Directive: Reproduce all of the material word for word.

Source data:
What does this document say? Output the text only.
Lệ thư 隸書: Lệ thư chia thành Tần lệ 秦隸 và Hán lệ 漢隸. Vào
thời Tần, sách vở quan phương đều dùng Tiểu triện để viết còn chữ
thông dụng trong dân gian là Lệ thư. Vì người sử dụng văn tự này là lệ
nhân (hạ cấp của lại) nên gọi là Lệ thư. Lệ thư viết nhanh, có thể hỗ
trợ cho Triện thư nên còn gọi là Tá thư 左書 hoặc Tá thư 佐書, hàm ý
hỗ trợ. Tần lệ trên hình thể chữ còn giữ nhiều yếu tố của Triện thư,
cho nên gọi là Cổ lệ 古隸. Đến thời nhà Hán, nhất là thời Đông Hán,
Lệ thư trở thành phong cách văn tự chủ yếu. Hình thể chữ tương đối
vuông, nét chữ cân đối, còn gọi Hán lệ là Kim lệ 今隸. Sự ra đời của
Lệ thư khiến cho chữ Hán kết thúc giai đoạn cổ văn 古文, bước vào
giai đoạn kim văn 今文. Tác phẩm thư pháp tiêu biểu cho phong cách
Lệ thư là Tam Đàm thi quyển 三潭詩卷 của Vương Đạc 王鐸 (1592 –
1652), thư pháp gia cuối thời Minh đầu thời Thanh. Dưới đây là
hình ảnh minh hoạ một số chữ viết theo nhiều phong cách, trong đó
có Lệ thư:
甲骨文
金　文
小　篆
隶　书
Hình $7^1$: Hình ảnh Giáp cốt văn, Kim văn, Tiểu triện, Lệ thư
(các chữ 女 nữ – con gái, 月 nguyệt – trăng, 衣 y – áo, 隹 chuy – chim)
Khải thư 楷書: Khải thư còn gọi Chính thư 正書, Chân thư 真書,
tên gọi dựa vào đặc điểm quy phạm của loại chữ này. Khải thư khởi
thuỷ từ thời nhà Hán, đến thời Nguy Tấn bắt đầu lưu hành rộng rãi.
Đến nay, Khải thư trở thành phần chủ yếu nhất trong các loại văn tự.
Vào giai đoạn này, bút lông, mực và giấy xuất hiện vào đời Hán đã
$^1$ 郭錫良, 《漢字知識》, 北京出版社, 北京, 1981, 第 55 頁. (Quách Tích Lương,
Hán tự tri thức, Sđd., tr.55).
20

Reply:
What does this document say? Output the text only.
Lệ thư 隸書: Lệ thư chia thành Tần lệ 秦隸 và Hán lệ 漢隸. Vào
thời Tần, sách vở quan phương đều dùng Tiểu triện để viết còn chữ
thông dụng trong dân gian là Lệ thư. Vì người sử dụng văn tự này là lệ
nhân (hạ cấp của lại) nên gọi là Lệ thư. Lệ thư viết nhanh, có thể hỗ
trợ cho Triện thư nên còn gọi là Tá thư 左書 hoặc Tá thư 佐書, hàm ý
hỗ trợ. Tần lệ trên hình thể chữ còn giữ nhiều yếu tố của Triện thư,
cho nên gọi là Cổ lệ 古隸. Đến thời nhà Hán, nhất là thời Đông Hán,
Lệ thư trở thành phong cách văn tự chủ yếu. Hình thể chữ tương đối
vuông, nét chữ cân đối, còn gọi Hán lệ là Kim lệ 今隸. Sự ra đời của
Lệ thư khiến cho chữ Hán kết thúc giai đoạn cổ văn 古文, bước vào
giai đoạn kim văn 今文. Tác phẩm thư pháp tiêu biểu cho phong cách
Lệ thư là Tam Đàm thi quyển 三潭詩卷 của Vương Đạc 王鐸 (1592 –
1652), thư pháp gia cuối thời Minh đầu thời Thanh. Dưới đây là
hình ảnh minh hoạ một số chữ viết theo nhiều phong cách, trong đó
có Lệ thư:
甲骨文
金　文
小　篆
隶　书
Hình $7^1$: Hình ảnh Giáp cốt văn, Kim văn, Tiểu triện, Lệ thư
(các chữ 女 nữ – con gái, 月 nguyệt – trăng, 衣 y – áo, 隹 chuy – chim)
Khải thư 楷書: Khải thư còn gọi Chính thư 正書, Chân thư 真書,
tên gọi dựa vào đặc điểm quy phạm của loại chữ này. Khải thư khởi
thuỷ từ thời nhà Hán, đến thời Nguy Tấn bắt đầu lưu hành rộng rãi.
Đến nay, Khải thư trở thành phần chủ yếu nhất trong các loại văn tự.
Vào giai đoạn này, bút lông, mực và giấy xuất hiện vào đời Hán đã
$^1$ 郭錫良, 《漢字知識》, 北京出版社, 北京, 1981, 第 55 頁. (Quách Tích Lương,
Hán tự tri thức, Sđd., tr.55).
20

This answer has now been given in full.